Rewrite these rows with every "interactable" changed to "clickable" and everything else left as is. Leave the pictures out of your answer.

## DATA EXCERPTS

┄┄┄┄┄┄┄┄┄┄

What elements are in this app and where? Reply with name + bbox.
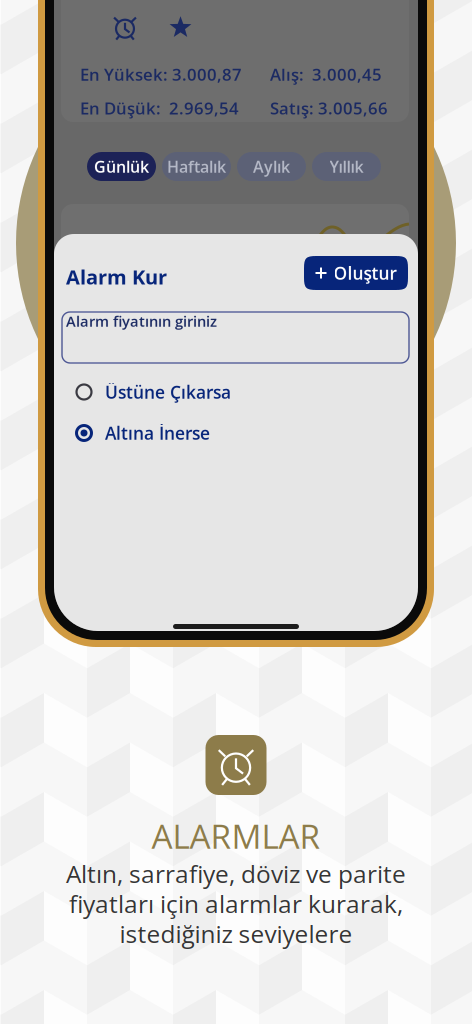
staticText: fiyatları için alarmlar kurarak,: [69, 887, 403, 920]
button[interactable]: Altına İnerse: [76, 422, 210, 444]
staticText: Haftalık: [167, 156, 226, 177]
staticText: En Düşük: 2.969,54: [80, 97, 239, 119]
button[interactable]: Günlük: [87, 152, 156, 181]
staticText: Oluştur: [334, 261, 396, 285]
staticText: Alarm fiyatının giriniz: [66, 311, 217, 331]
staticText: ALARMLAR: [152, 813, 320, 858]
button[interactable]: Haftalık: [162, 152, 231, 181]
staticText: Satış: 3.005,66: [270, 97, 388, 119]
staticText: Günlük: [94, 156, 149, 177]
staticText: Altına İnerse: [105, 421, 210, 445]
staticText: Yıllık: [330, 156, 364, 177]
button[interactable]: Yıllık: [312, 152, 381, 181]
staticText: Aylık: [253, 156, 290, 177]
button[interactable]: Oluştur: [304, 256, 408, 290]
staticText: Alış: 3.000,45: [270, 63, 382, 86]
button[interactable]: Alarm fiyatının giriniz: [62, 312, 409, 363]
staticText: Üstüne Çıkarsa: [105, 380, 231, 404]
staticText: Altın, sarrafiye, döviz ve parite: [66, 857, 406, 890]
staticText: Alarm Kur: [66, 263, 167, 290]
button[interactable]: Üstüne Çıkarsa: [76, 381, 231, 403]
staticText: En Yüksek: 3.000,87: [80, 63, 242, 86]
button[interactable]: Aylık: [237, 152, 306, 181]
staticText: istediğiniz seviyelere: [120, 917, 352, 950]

┄┄┄┄┄┄┄┄┄┄

## ANSWER IN FULL
What elements are in this app and where? Reply with name + bbox.
staticText: fiyatları için alarmlar kurarak,: [69, 887, 403, 920]
button[clickable]: Altına İnerse: [76, 422, 210, 444]
staticText: Haftalık: [167, 156, 226, 177]
staticText: En Düşük: 2.969,54: [80, 97, 239, 119]
button[clickable]: Günlük: [87, 152, 156, 181]
staticText: Oluştur: [334, 261, 396, 285]
staticText: Alarm fiyatının giriniz: [66, 311, 217, 331]
staticText: ALARMLAR: [152, 813, 320, 858]
button[clickable]: Haftalık: [162, 152, 231, 181]
staticText: Satış: 3.005,66: [270, 97, 388, 119]
staticText: Günlük: [94, 156, 149, 177]
staticText: Altına İnerse: [105, 421, 210, 445]
staticText: Yıllık: [330, 156, 364, 177]
button[clickable]: Yıllık: [312, 152, 381, 181]
staticText: Aylık: [253, 156, 290, 177]
button[clickable]: Oluştur: [304, 256, 408, 290]
staticText: Alış: 3.000,45: [270, 63, 382, 86]
button[clickable]: Alarm fiyatının giriniz: [62, 312, 409, 363]
staticText: Üstüne Çıkarsa: [105, 380, 231, 404]
staticText: Altın, sarrafiye, döviz ve parite: [66, 857, 406, 890]
staticText: Alarm Kur: [66, 263, 167, 290]
button[clickable]: Üstüne Çıkarsa: [76, 381, 231, 403]
staticText: En Yüksek: 3.000,87: [80, 63, 242, 86]
button[clickable]: Aylık: [237, 152, 306, 181]
staticText: istediğiniz seviyelere: [120, 917, 352, 950]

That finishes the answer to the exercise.